■ Problem
Look through the data below. Pick out the lines holding the string "TrendSpider".

■ Given data
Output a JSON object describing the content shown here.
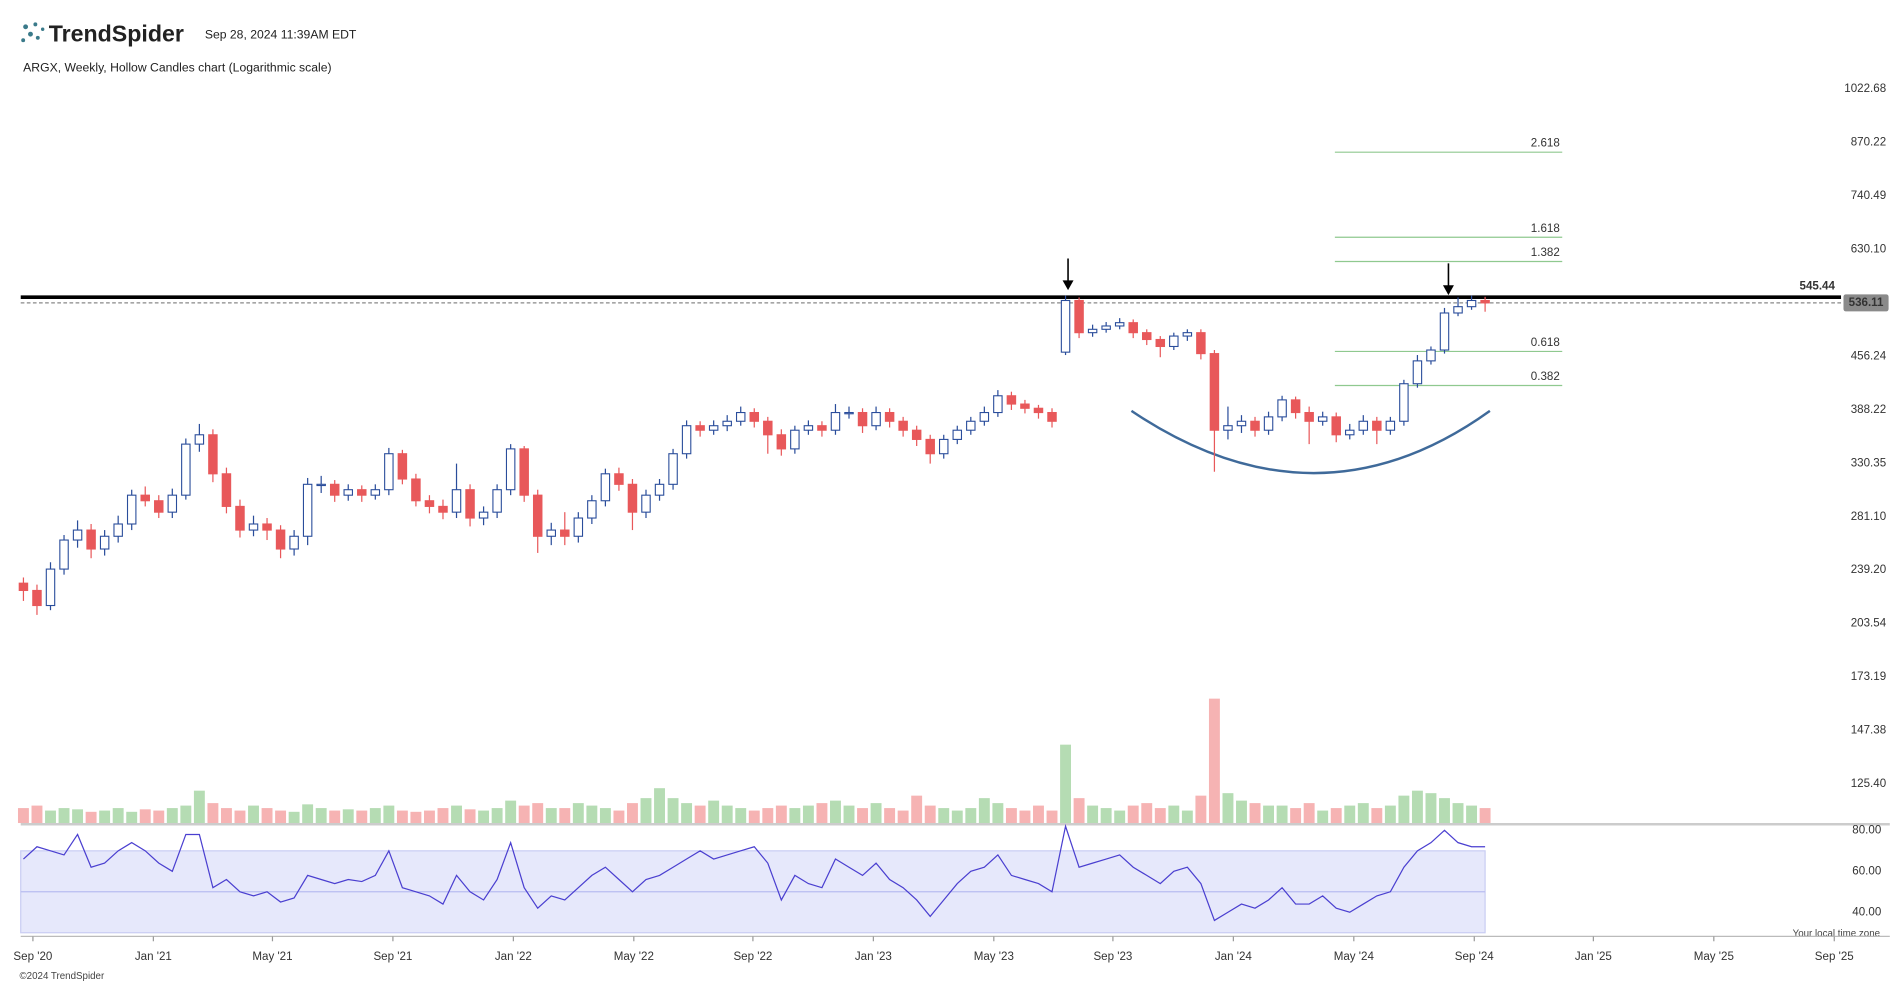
{
  "header": {
    "brand": "TrendSpider",
    "timestamp": "Sep 28, 2024 11:39AM EDT"
  },
  "chart_data": {
    "type": "candlestick",
    "title": "ARGX, Weekly, Hollow Candles chart (Logarithmic scale)",
    "log_scale": true,
    "ylim": [
      111.5,
      1064.8
    ],
    "yticks": [
      1022.68,
      870.22,
      740.49,
      {
        "value": 630.1,
        "label": "630.10"
      },
      456.24,
      388.22,
      330.35,
      {
        "value": 281.1,
        "label": "281.10"
      },
      {
        "value": 239.2,
        "label": "239.20"
      },
      203.54,
      173.19,
      147.38,
      {
        "value": 125.4,
        "label": "125.40"
      }
    ],
    "xlim": [
      -0.2,
      134.3
    ],
    "xticks": [
      {
        "value": 0.7,
        "label": "Sep '20"
      },
      {
        "value": 9.6,
        "label": "Jan '21"
      },
      {
        "value": 18.4,
        "label": "May '21"
      },
      {
        "value": 27.3,
        "label": "Sep '21"
      },
      {
        "value": 36.2,
        "label": "Jan '22"
      },
      {
        "value": 45.1,
        "label": "May '22"
      },
      {
        "value": 53.9,
        "label": "Sep '22"
      },
      {
        "value": 62.8,
        "label": "Jan '23"
      },
      {
        "value": 71.7,
        "label": "May '23"
      },
      {
        "value": 80.5,
        "label": "Sep '23"
      },
      {
        "value": 89.4,
        "label": "Jan '24"
      },
      {
        "value": 98.3,
        "label": "May '24"
      },
      {
        "value": 107.2,
        "label": "Sep '24"
      },
      {
        "value": 116.0,
        "label": "Jan '25"
      },
      {
        "value": 124.9,
        "label": "May '25"
      },
      {
        "value": 133.8,
        "label": "Sep '25"
      }
    ],
    "up_color": "#2a4d9b",
    "down_color": "#e8585a",
    "candles": [
      [
        230,
        234,
        218,
        225
      ],
      [
        225,
        229,
        209,
        215
      ],
      [
        215,
        245,
        212,
        240
      ],
      [
        240,
        266,
        236,
        262
      ],
      [
        262,
        278,
        256,
        270
      ],
      [
        270,
        275,
        248,
        255
      ],
      [
        255,
        270,
        250,
        265
      ],
      [
        265,
        282,
        260,
        275
      ],
      [
        275,
        305,
        270,
        300
      ],
      [
        300,
        308,
        290,
        295
      ],
      [
        295,
        300,
        280,
        285
      ],
      [
        285,
        306,
        280,
        300
      ],
      [
        300,
        356,
        296,
        350
      ],
      [
        350,
        372,
        342,
        360
      ],
      [
        360,
        366,
        312,
        320
      ],
      [
        320,
        326,
        284,
        290
      ],
      [
        290,
        296,
        264,
        270
      ],
      [
        270,
        282,
        265,
        275
      ],
      [
        275,
        280,
        262,
        270
      ],
      [
        270,
        274,
        248,
        255
      ],
      [
        255,
        270,
        250,
        265
      ],
      [
        265,
        316,
        258,
        310
      ],
      [
        310,
        318,
        302,
        310
      ],
      [
        310,
        314,
        294,
        300
      ],
      [
        300,
        310,
        295,
        305
      ],
      [
        305,
        309,
        294,
        300
      ],
      [
        300,
        310,
        296,
        305
      ],
      [
        305,
        346,
        300,
        340
      ],
      [
        340,
        344,
        310,
        315
      ],
      [
        315,
        320,
        290,
        295
      ],
      [
        295,
        300,
        284,
        290
      ],
      [
        290,
        296,
        279,
        285
      ],
      [
        285,
        330,
        280,
        305
      ],
      [
        305,
        310,
        273,
        280
      ],
      [
        280,
        290,
        274,
        285
      ],
      [
        285,
        310,
        280,
        305
      ],
      [
        305,
        350,
        300,
        345
      ],
      [
        345,
        348,
        294,
        300
      ],
      [
        300,
        305,
        252,
        265
      ],
      [
        265,
        276,
        258,
        270
      ],
      [
        270,
        285,
        258,
        265
      ],
      [
        265,
        285,
        260,
        280
      ],
      [
        280,
        300,
        275,
        295
      ],
      [
        295,
        325,
        290,
        320
      ],
      [
        320,
        326,
        304,
        310
      ],
      [
        310,
        315,
        270,
        285
      ],
      [
        285,
        305,
        280,
        300
      ],
      [
        300,
        315,
        295,
        310
      ],
      [
        310,
        345,
        305,
        340
      ],
      [
        340,
        376,
        335,
        370
      ],
      [
        370,
        375,
        358,
        365
      ],
      [
        365,
        376,
        360,
        370
      ],
      [
        370,
        382,
        364,
        375
      ],
      [
        375,
        392,
        370,
        385
      ],
      [
        385,
        390,
        368,
        375
      ],
      [
        375,
        380,
        340,
        360
      ],
      [
        360,
        366,
        338,
        345
      ],
      [
        345,
        370,
        340,
        365
      ],
      [
        365,
        376,
        360,
        370
      ],
      [
        370,
        375,
        358,
        365
      ],
      [
        365,
        395,
        360,
        385
      ],
      [
        385,
        392,
        378,
        385
      ],
      [
        385,
        390,
        362,
        370
      ],
      [
        370,
        392,
        365,
        385
      ],
      [
        385,
        390,
        368,
        375
      ],
      [
        375,
        380,
        358,
        365
      ],
      [
        365,
        370,
        348,
        355
      ],
      [
        355,
        360,
        330,
        340
      ],
      [
        340,
        360,
        335,
        355
      ],
      [
        355,
        370,
        350,
        365
      ],
      [
        365,
        380,
        360,
        375
      ],
      [
        375,
        392,
        370,
        385
      ],
      [
        385,
        412,
        380,
        405
      ],
      [
        405,
        410,
        388,
        395
      ],
      [
        395,
        400,
        384,
        390
      ],
      [
        390,
        394,
        378,
        385
      ],
      [
        385,
        390,
        368,
        375
      ],
      [
        462,
        548,
        458,
        540
      ],
      [
        540,
        545,
        482,
        490
      ],
      [
        490,
        502,
        484,
        495
      ],
      [
        495,
        506,
        490,
        500
      ],
      [
        500,
        512,
        495,
        505
      ],
      [
        505,
        510,
        482,
        490
      ],
      [
        490,
        495,
        472,
        480
      ],
      [
        480,
        485,
        455,
        470
      ],
      [
        470,
        490,
        465,
        485
      ],
      [
        485,
        495,
        478,
        490
      ],
      [
        490,
        495,
        452,
        460
      ],
      [
        460,
        465,
        322,
        365
      ],
      [
        365,
        392,
        355,
        370
      ],
      [
        370,
        382,
        362,
        375
      ],
      [
        375,
        380,
        358,
        365
      ],
      [
        365,
        386,
        360,
        380
      ],
      [
        380,
        405,
        375,
        400
      ],
      [
        400,
        404,
        378,
        385
      ],
      [
        385,
        392,
        350,
        375
      ],
      [
        375,
        386,
        370,
        380
      ],
      [
        380,
        385,
        352,
        360
      ],
      [
        360,
        372,
        355,
        365
      ],
      [
        365,
        382,
        360,
        375
      ],
      [
        375,
        380,
        350,
        365
      ],
      [
        365,
        380,
        360,
        375
      ],
      [
        375,
        425,
        370,
        420
      ],
      [
        420,
        458,
        415,
        450
      ],
      [
        450,
        470,
        445,
        465
      ],
      [
        465,
        528,
        460,
        520
      ],
      [
        520,
        545,
        515,
        530
      ],
      [
        530,
        548,
        525,
        540
      ],
      [
        540,
        546,
        522,
        536.11
      ]
    ],
    "resistance": 545.44,
    "fib_range": [
      96.9,
      113.7
    ],
    "fib_color": "#8fc98f",
    "fib_levels": [
      {
        "ratio": 2.618,
        "price": 845
      },
      {
        "ratio": 1.618,
        "price": 653.6
      },
      {
        "ratio": 1.382,
        "price": 607.4
      },
      {
        "ratio": 0.618,
        "price": 463
      },
      {
        "ratio": 0.382,
        "price": 417.8
      }
    ],
    "volume": [
      12,
      14,
      10,
      12,
      11,
      9,
      10,
      12,
      9,
      11,
      10,
      12,
      14,
      26,
      16,
      12,
      10,
      14,
      12,
      10,
      9,
      15,
      12,
      10,
      11,
      10,
      12,
      14,
      10,
      9,
      10,
      12,
      14,
      11,
      10,
      12,
      18,
      14,
      16,
      12,
      12,
      16,
      14,
      12,
      10,
      16,
      20,
      28,
      20,
      16,
      14,
      18,
      14,
      12,
      10,
      12,
      14,
      12,
      14,
      16,
      18,
      14,
      12,
      16,
      12,
      10,
      22,
      14,
      12,
      10,
      12,
      20,
      16,
      12,
      10,
      14,
      10,
      63,
      20,
      14,
      12,
      10,
      14,
      16,
      12,
      14,
      10,
      22,
      100,
      24,
      18,
      16,
      14,
      14,
      12,
      16,
      10,
      12,
      14,
      16,
      12,
      14,
      22,
      26,
      24,
      20,
      16,
      14,
      12
    ],
    "volume_ylim": [
      0,
      100
    ],
    "up_volume_color": "#b5dcb3",
    "down_volume_color": "#f6b3b3",
    "rsi": {
      "values": [
        66,
        72,
        70,
        68,
        78,
        62,
        64,
        70,
        74,
        70,
        64,
        60,
        78,
        78,
        52,
        56,
        50,
        48,
        50,
        45,
        47,
        58,
        56,
        54,
        56,
        55,
        58,
        70,
        52,
        50,
        48,
        44,
        58,
        50,
        46,
        56,
        74,
        52,
        42,
        48,
        46,
        52,
        58,
        62,
        56,
        50,
        56,
        58,
        62,
        66,
        70,
        66,
        68,
        70,
        72,
        64,
        46,
        58,
        54,
        52,
        66,
        62,
        58,
        64,
        56,
        52,
        46,
        38,
        46,
        54,
        60,
        62,
        68,
        58,
        56,
        54,
        50,
        82,
        62,
        64,
        66,
        68,
        62,
        58,
        54,
        60,
        62,
        54,
        36,
        40,
        44,
        42,
        46,
        52,
        44,
        44,
        48,
        42,
        40,
        44,
        48,
        50,
        62,
        70,
        74,
        80,
        74,
        72,
        72
      ],
      "ylim": [
        30,
        82.4
      ],
      "yticks": [
        {
          "value": 80,
          "label": "80.00"
        },
        {
          "value": 60,
          "label": "60.00"
        },
        {
          "value": 40,
          "label": "40.00"
        }
      ],
      "band": [
        30,
        70
      ],
      "midline": 50,
      "color": "#4a3fd0"
    }
  },
  "footer": {
    "timezone_note": "Your local time zone",
    "copyright": "©2024 TrendSpider"
  }
}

■ Reply
    "brand": "TrendSpider",
    "copyright": "©2024 TrendSpider"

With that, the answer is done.